How many lines in the records below contain the word "并进行对比"? Answer with the number alone.

-- Start of Extracted entries --

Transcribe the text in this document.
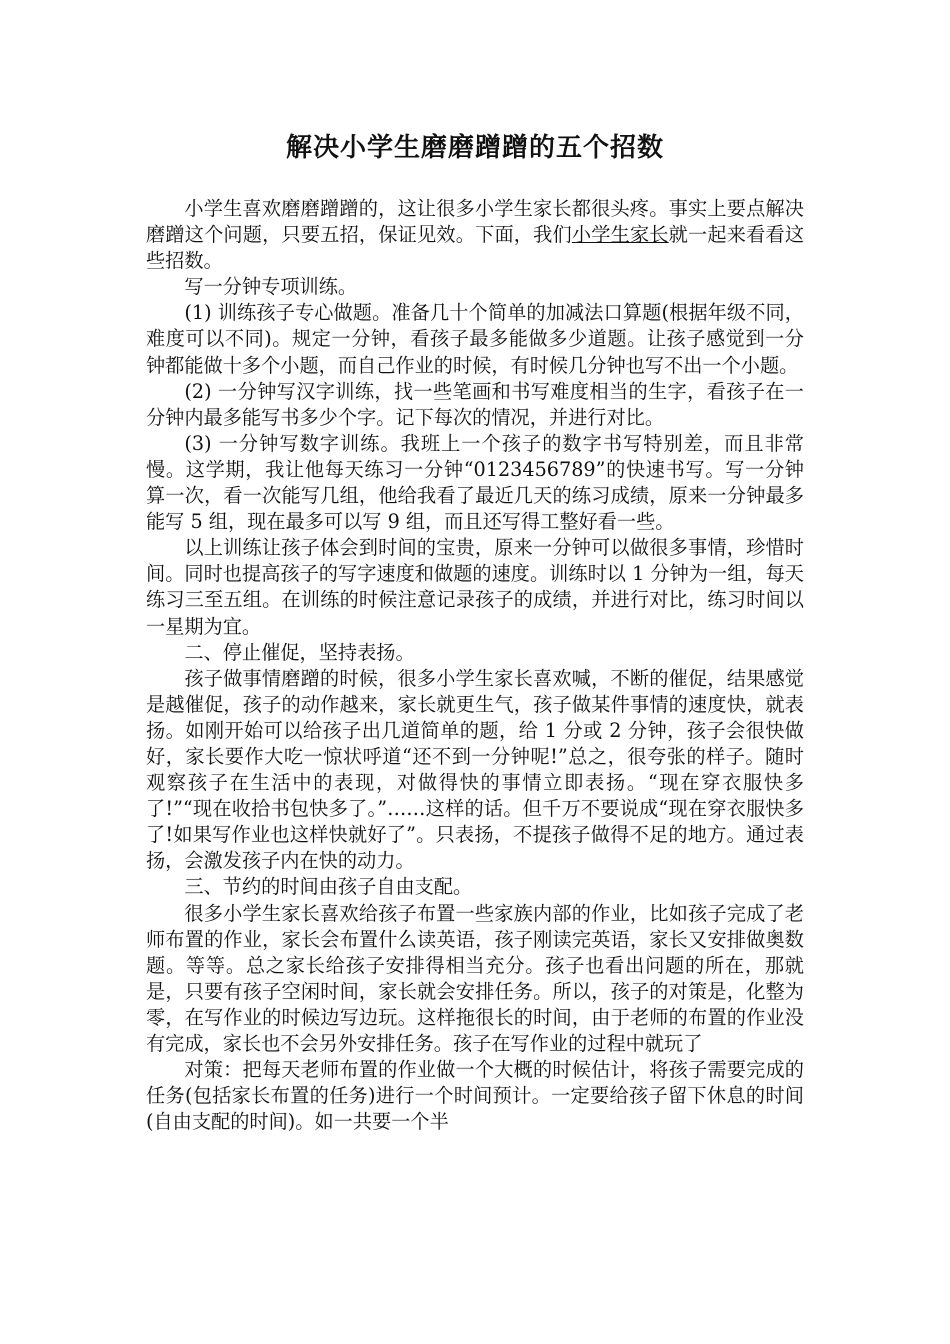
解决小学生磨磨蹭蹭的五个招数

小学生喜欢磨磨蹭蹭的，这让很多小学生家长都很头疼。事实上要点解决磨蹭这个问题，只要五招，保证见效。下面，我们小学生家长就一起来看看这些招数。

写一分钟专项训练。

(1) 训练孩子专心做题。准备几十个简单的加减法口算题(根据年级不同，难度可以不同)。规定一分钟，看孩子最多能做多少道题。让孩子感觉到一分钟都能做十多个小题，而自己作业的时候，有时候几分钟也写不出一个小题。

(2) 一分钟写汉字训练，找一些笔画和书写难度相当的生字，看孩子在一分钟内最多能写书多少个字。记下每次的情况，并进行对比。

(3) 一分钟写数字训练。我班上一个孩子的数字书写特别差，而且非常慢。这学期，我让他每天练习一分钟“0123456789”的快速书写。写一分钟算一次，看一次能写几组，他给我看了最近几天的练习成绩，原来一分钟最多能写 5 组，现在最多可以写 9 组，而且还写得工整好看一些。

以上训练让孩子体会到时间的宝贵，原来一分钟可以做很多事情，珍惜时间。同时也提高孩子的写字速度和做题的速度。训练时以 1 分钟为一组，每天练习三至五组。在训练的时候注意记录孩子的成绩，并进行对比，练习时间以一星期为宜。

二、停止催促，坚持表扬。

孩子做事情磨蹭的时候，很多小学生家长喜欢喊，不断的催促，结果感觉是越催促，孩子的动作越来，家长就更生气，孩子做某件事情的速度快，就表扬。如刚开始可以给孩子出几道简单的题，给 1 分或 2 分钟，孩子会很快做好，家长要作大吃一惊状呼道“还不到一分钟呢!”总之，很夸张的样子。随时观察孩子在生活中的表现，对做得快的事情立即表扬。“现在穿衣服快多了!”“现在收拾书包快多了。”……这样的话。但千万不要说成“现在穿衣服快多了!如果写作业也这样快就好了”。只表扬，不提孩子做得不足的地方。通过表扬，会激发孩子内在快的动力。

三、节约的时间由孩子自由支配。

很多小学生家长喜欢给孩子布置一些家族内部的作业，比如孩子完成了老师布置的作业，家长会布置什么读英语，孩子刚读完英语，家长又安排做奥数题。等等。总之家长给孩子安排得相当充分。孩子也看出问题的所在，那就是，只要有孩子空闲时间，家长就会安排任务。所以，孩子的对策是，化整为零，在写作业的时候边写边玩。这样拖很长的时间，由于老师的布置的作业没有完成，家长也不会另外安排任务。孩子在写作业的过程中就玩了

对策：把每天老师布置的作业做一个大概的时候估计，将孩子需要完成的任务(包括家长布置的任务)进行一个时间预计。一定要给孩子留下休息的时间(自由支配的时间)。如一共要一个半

-- End of Extracted entries --

» Written answer:
2